● CHALLENGE:
How many lines of the material below contain the string "submissions"? Answer with the number and nothing else.

===== DATASET EXCERPTS =====

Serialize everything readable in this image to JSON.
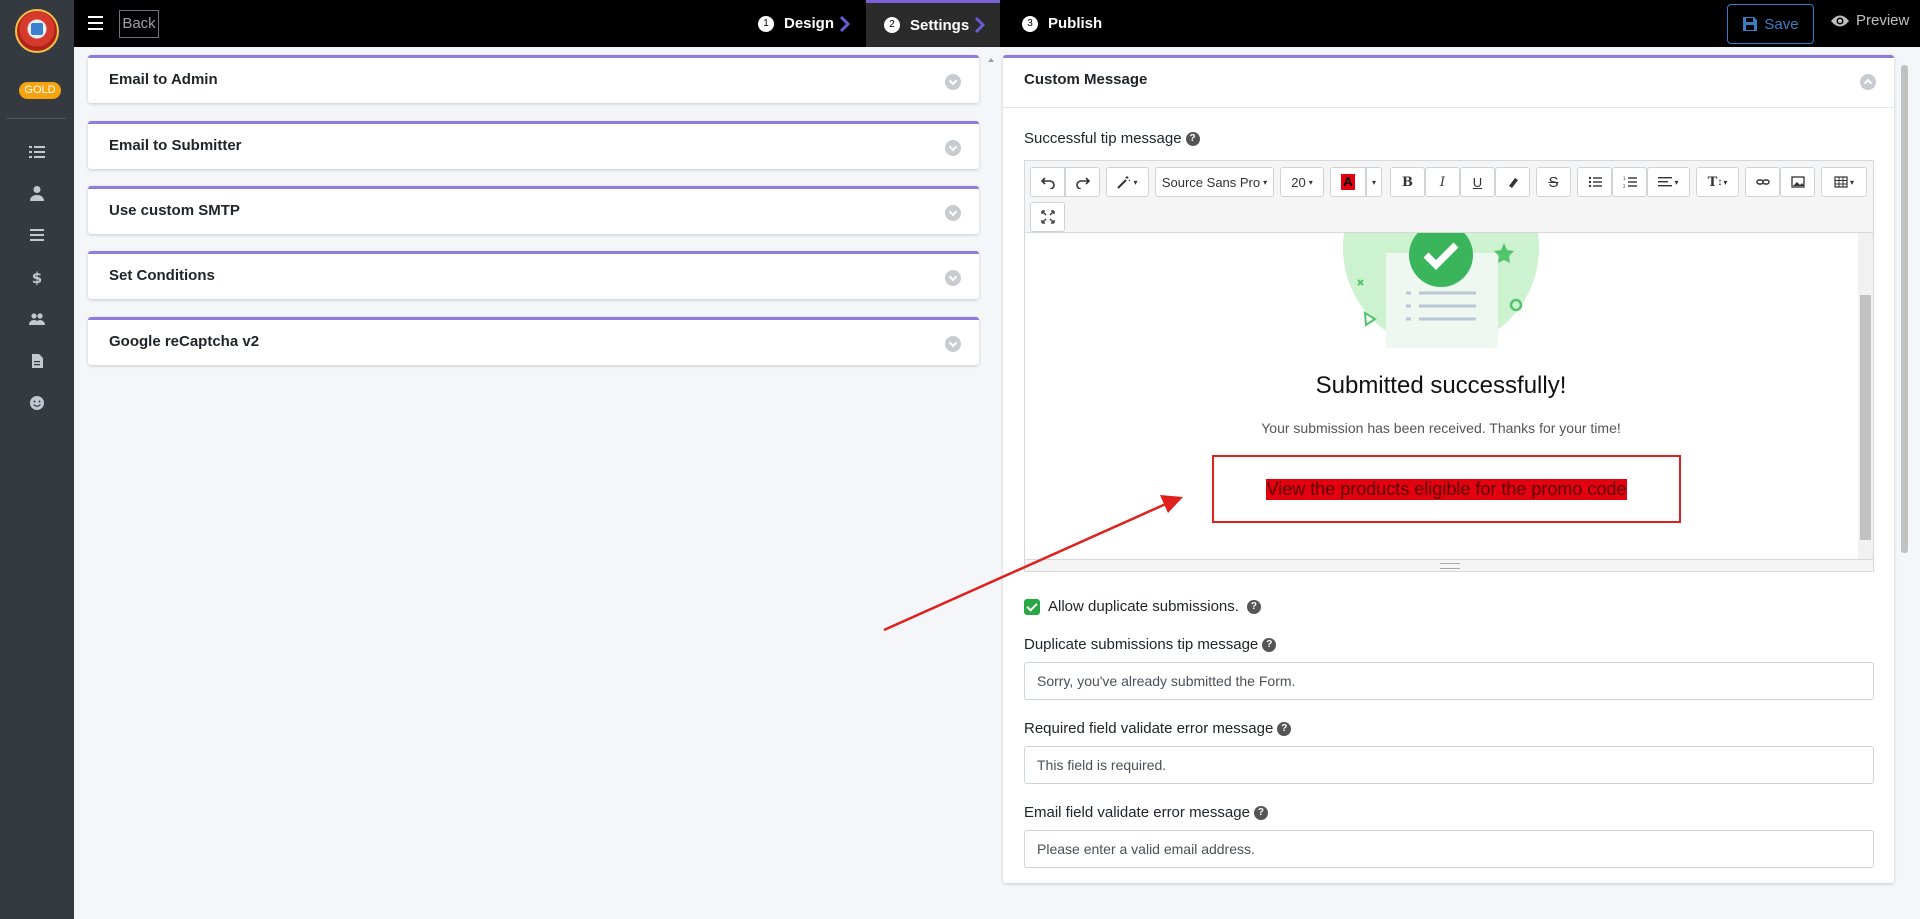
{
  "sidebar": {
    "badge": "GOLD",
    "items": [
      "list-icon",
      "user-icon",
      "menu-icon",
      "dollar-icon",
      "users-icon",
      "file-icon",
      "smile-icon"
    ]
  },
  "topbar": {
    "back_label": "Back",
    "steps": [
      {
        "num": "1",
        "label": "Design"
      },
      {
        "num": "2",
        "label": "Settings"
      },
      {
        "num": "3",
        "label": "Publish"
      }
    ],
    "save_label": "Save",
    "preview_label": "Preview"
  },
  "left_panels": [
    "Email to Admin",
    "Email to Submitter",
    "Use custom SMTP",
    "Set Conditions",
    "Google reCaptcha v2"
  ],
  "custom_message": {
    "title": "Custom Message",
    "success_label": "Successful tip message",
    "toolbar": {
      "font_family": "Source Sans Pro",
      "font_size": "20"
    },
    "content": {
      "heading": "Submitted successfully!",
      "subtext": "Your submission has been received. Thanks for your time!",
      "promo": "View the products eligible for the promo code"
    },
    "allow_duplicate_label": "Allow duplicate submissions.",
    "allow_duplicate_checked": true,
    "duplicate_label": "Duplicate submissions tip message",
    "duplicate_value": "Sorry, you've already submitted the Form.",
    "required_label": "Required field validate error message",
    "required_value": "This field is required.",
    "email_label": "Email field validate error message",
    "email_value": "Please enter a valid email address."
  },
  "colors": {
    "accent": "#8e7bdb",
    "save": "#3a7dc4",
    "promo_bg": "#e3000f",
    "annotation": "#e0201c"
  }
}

=====

● EXERCISE OUTPUT:
2